WORK INSTRUCTIONS: Give all of the lines again, with nothing added or dropped.

——————————

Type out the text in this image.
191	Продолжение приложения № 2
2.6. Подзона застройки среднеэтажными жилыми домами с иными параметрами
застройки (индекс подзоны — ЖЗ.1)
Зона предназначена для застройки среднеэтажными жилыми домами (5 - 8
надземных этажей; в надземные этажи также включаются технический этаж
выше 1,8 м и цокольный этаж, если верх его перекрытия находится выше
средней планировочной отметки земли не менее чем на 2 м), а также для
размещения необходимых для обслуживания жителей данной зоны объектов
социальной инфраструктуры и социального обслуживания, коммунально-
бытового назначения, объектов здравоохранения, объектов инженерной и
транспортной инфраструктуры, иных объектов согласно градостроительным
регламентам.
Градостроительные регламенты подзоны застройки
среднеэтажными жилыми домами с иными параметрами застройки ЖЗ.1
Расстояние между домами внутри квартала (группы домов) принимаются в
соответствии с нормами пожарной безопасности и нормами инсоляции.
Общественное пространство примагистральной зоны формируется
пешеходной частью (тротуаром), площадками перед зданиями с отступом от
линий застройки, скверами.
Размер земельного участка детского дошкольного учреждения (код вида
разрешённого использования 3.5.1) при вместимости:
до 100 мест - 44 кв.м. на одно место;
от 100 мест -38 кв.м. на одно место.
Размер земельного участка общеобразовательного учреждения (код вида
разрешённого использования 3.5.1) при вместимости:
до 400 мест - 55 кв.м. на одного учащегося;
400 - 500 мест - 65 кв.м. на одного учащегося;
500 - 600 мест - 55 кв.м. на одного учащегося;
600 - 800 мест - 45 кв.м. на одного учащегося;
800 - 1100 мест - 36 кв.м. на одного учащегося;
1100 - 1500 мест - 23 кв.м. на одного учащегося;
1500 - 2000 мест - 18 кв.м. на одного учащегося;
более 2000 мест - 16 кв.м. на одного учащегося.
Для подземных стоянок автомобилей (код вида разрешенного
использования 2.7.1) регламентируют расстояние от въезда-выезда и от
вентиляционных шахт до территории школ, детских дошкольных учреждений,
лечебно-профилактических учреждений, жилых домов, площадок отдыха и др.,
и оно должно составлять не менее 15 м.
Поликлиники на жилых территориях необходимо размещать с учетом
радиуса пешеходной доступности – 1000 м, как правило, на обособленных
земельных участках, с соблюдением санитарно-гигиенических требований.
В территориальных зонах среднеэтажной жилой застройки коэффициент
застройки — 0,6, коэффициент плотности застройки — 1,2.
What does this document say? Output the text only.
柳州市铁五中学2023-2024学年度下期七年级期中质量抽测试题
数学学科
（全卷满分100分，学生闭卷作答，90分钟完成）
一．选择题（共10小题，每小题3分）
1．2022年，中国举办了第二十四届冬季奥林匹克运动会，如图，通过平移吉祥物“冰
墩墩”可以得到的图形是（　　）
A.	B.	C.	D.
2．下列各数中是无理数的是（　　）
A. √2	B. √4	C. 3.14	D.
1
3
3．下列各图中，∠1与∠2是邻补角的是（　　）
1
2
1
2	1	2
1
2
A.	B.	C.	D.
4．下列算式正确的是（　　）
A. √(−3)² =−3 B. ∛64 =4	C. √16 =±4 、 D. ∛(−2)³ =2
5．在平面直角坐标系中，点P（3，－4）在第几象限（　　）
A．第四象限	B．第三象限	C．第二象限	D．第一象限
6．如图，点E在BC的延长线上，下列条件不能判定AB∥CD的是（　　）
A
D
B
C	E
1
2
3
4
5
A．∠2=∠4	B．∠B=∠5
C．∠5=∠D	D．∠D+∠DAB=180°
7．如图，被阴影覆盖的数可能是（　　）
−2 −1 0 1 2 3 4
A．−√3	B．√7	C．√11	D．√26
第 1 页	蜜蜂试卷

——————————

COMPLETE OUTPUT:
Type out the text in this image.
191	Продолжение приложения № 2
2.6. Подзона застройки среднеэтажными жилыми домами с иными параметрами
застройки (индекс подзоны — ЖЗ.1)
Зона предназначена для застройки среднеэтажными жилыми домами (5 - 8
надземных этажей; в надземные этажи также включаются технический этаж
выше 1,8 м и цокольный этаж, если верх его перекрытия находится выше
средней планировочной отметки земли не менее чем на 2 м), а также для
размещения необходимых для обслуживания жителей данной зоны объектов
социальной инфраструктуры и социального обслуживания, коммунально-
бытового назначения, объектов здравоохранения, объектов инженерной и
транспортной инфраструктуры, иных объектов согласно градостроительным
регламентам.
Градостроительные регламенты подзоны застройки
среднеэтажными жилыми домами с иными параметрами застройки ЖЗ.1
Расстояние между домами внутри квартала (группы домов) принимаются в
соответствии с нормами пожарной безопасности и нормами инсоляции.
Общественное пространство примагистральной зоны формируется
пешеходной частью (тротуаром), площадками перед зданиями с отступом от
линий застройки, скверами.
Размер земельного участка детского дошкольного учреждения (код вида
разрешённого использования 3.5.1) при вместимости:
до 100 мест - 44 кв.м. на одно место;
от 100 мест -38 кв.м. на одно место.
Размер земельного участка общеобразовательного учреждения (код вида
разрешённого использования 3.5.1) при вместимости:
до 400 мест - 55 кв.м. на одного учащегося;
400 - 500 мест - 65 кв.м. на одного учащегося;
500 - 600 мест - 55 кв.м. на одного учащегося;
600 - 800 мест - 45 кв.м. на одного учащегося;
800 - 1100 мест - 36 кв.м. на одного учащегося;
1100 - 1500 мест - 23 кв.м. на одного учащегося;
1500 - 2000 мест - 18 кв.м. на одного учащегося;
более 2000 мест - 16 кв.м. на одного учащегося.
Для подземных стоянок автомобилей (код вида разрешенного
использования 2.7.1) регламентируют расстояние от въезда-выезда и от
вентиляционных шахт до территории школ, детских дошкольных учреждений,
лечебно-профилактических учреждений, жилых домов, площадок отдыха и др.,
и оно должно составлять не менее 15 м.
Поликлиники на жилых территориях необходимо размещать с учетом
радиуса пешеходной доступности – 1000 м, как правило, на обособленных
земельных участках, с соблюдением санитарно-гигиенических требований.
В территориальных зонах среднеэтажной жилой застройки коэффициент
застройки — 0,6, коэффициент плотности застройки — 1,2.
What does this document say? Output the text only.
柳州市铁五中学2023-2024学年度下期七年级期中质量抽测试题
数学学科
（全卷满分100分，学生闭卷作答，90分钟完成）
一．选择题（共10小题，每小题3分）
1．2022年，中国举办了第二十四届冬季奥林匹克运动会，如图，通过平移吉祥物“冰
墩墩”可以得到的图形是（　　）
A.	B.	C.	D.
2．下列各数中是无理数的是（　　）
A. √2	B. √4	C. 3.14	D.
1
3
3．下列各图中，∠1与∠2是邻补角的是（　　）
1
2
1
2	1	2
1
2
A.	B.	C.	D.
4．下列算式正确的是（　　）
A. √(−3)² =−3 B. ∛64 =4	C. √16 =±4 、 D. ∛(−2)³ =2
5．在平面直角坐标系中，点P（3，－4）在第几象限（　　）
A．第四象限	B．第三象限	C．第二象限	D．第一象限
6．如图，点E在BC的延长线上，下列条件不能判定AB∥CD的是（　　）
A
D
B
C	E
1
2
3
4
5
A．∠2=∠4	B．∠B=∠5
C．∠5=∠D	D．∠D+∠DAB=180°
7．如图，被阴影覆盖的数可能是（　　）
−2 −1 0 1 2 3 4
A．−√3	B．√7	C．√11	D．√26
第 1 页	蜜蜂试卷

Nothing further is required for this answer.